[Start Text section]
Caroline Mary Scott sits on a swing with two of her dogs at the Drennen-Scott house in about 1920. Scott, a great-granddaughter of John Drennen, considered to be the founder of Fort Smith, was especially fond of Great Danes and Airedale terriers.

He knows the name of Caroline Mary Scott's Great Dane was Lady Polka Dot.

He knows the Missouri Pacific Railroad in the early 1900s operated a roundhouse and turntable in the city to repair locomotives and cars.

And he knows, that for filming of the 1995 western film Frank and Jesse, the pavement of Main Street in Van Buren was covered with dirt, returning the historic downtown to the 19th-century community visited by the outlaw band led by brothers Jesse and Frank James.

Arcadia Publishing of South Carolina made the right choice to author the Images of America volume about Van Buren. Wing serves as an assistant professor of history at the University of Arkansas-Fort Smith and director of the university-owned Drennen-Scott Historic Site, and he starts the book with a brief but complete history of Van Buren in the introduction. He then included chapters on transportation, natural disasters that devastated parts of town, Main Street and historic homes and people important to the town which stands on the north side of the Arkansas River.
[End Text section]
[Start Data segment]
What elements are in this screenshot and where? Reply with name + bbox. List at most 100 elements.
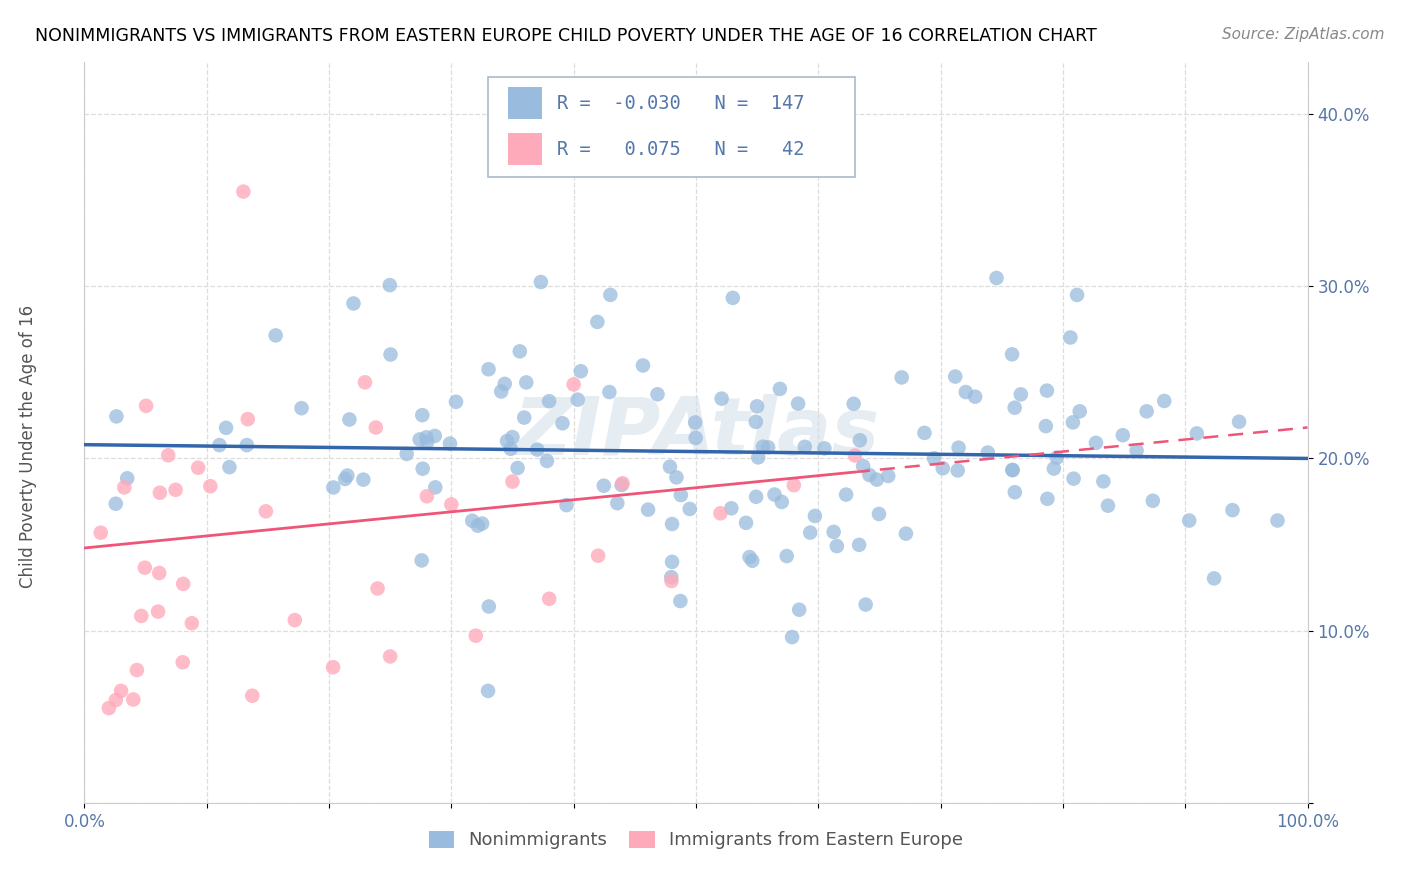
[End Data segment]
Problems to work on:
1. Summarize the text about the Van Buren history book in two sentences.
2. According to the text about the Van Buren history book, what was covered with dirt for the filming of Frank and Jesse?
3. Write a continuation of the text about the Van Buren history book, picking up after its final sentence.

Answers:
1. Arcadia Publishing of South Carolina made the right choice in picking Wing, an assistant professor of history at the University of Arkansas-Fort Smith and director of the Drennen-Scott Historic Site, to author its Images of America volume about Van Buren. The book opens with a brief but complete history of the town and includes chapters on transportation, natural disasters, Main Street, and historic homes and important people.

2. The pavement of Main Street in Van Buren was covered with dirt.

3.
"From prehistoric times to the present, the site of Van Buren has seen a constant flow of goods, services, raw materials and agricultural products move in every direction," Wing concluded the book's introduction. "In earlier times, people have traveled by foot, horse, boat and rail, but more recently, cars and trucks testify to the value and significance of the interstate system. All the movement and economic activity described here and chronicled in these photographs tell the story of Van Buren: survivor of war, floods and tornadoes, that is river town, rail junction and crossroads of a nation."

BUILDING BRIDGES

But in research for the book, Wing discovered he didn't know it all.

"I learned a lot about building bridges when writing that chapter," he said. "The railroads came in the 1870s, but the bridge was not completed until 1885. For 10 or 15 years, a ferry shuttled two or three cars at a time across the river."

"The railroad first came to Van Buren in 1876 with the opening of the Little Rock and Fort Smith Railroad," Wing recorded in the book. "Transfer across the river was accomplished by the use of a double-ended side-wheeler (steamboat), the Harold B. In 1882, the Saint Louis-San Francisco Railroad Company (the Frisco) established service through Van Buren and Fort Smith. The side-wheeler transfer across the river continued for only a short time due to increased traffic and demand.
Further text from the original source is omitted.